■ EXERCISE INSTRUCTIONS
Check each line of the records below for the word "sección" and copy those where it appears.

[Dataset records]
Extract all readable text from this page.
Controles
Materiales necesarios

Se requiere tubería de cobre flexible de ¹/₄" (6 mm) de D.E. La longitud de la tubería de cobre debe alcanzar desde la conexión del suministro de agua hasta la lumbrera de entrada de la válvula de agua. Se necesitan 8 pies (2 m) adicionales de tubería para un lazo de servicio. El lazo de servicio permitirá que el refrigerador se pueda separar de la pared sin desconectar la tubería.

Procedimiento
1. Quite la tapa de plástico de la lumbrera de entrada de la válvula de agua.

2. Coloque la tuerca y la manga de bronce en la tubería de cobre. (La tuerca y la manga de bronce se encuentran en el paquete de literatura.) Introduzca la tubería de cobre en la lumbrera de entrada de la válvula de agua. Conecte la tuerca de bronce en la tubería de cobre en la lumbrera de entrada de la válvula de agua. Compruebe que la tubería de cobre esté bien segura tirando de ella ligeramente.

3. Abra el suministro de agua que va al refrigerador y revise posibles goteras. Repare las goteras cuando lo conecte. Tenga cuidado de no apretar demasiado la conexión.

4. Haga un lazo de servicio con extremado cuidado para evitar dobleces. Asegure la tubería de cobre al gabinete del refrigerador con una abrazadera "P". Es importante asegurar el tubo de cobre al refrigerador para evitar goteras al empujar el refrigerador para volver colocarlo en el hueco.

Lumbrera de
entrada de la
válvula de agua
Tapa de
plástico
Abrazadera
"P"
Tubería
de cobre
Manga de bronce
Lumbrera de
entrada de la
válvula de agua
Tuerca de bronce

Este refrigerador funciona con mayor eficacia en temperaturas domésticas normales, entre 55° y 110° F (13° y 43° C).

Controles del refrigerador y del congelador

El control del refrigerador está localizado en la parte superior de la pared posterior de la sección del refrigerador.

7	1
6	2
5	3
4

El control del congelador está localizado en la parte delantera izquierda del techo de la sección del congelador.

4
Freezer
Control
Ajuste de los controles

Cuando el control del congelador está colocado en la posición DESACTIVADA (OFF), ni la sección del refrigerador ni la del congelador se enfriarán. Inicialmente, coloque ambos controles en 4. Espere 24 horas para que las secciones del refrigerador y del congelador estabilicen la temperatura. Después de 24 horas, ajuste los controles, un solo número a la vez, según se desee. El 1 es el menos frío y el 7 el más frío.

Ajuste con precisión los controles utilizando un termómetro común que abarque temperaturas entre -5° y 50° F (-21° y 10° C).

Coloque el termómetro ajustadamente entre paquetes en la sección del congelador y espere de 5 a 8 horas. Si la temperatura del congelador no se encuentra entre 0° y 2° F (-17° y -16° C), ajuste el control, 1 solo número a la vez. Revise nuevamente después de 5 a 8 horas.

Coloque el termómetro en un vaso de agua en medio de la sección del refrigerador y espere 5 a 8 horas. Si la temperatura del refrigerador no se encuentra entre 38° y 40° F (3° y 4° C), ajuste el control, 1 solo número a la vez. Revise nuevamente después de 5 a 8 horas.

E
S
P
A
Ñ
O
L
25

■ SOLVED EXERCISE
El control del refrigerador está localizado en la parte superior de la pared posterior de la sección del refrigerador.
El control del congelador está localizado en la parte delantera izquierda del techo de la sección del congelador.
Cuando el control del congelador está colocado en la posición DESACTIVADA (OFF), ni la sección del refrigerador ni la del congelador se enfriarán. Inicialmente, coloque ambos controles en 4. Espere 24 horas para que las secciones del refrigerador y del congelador estabilicen la temperatura. Después de 24 horas, ajuste los controles, un solo número a la vez, según se desee. El 1 es el menos frío y el 7 el más frío.
Coloque el termómetro ajustadamente entre paquetes en la sección del congelador y espere de 5 a 8 horas. Si la temperatura del congelador no se encuentra entre 0° y 2° F (-17° y -16° C), ajuste el control, 1 solo número a la vez. Revise nuevamente después de 5 a 8 horas.
Coloque el termómetro en un vaso de agua en medio de la sección del refrigerador y espere 5 a 8 horas. Si la temperatura del refrigerador no se encuentra entre 38° y 40° F (3° y 4° C), ajuste el control, 1 solo número a la vez. Revise nuevamente después de 5 a 8 horas.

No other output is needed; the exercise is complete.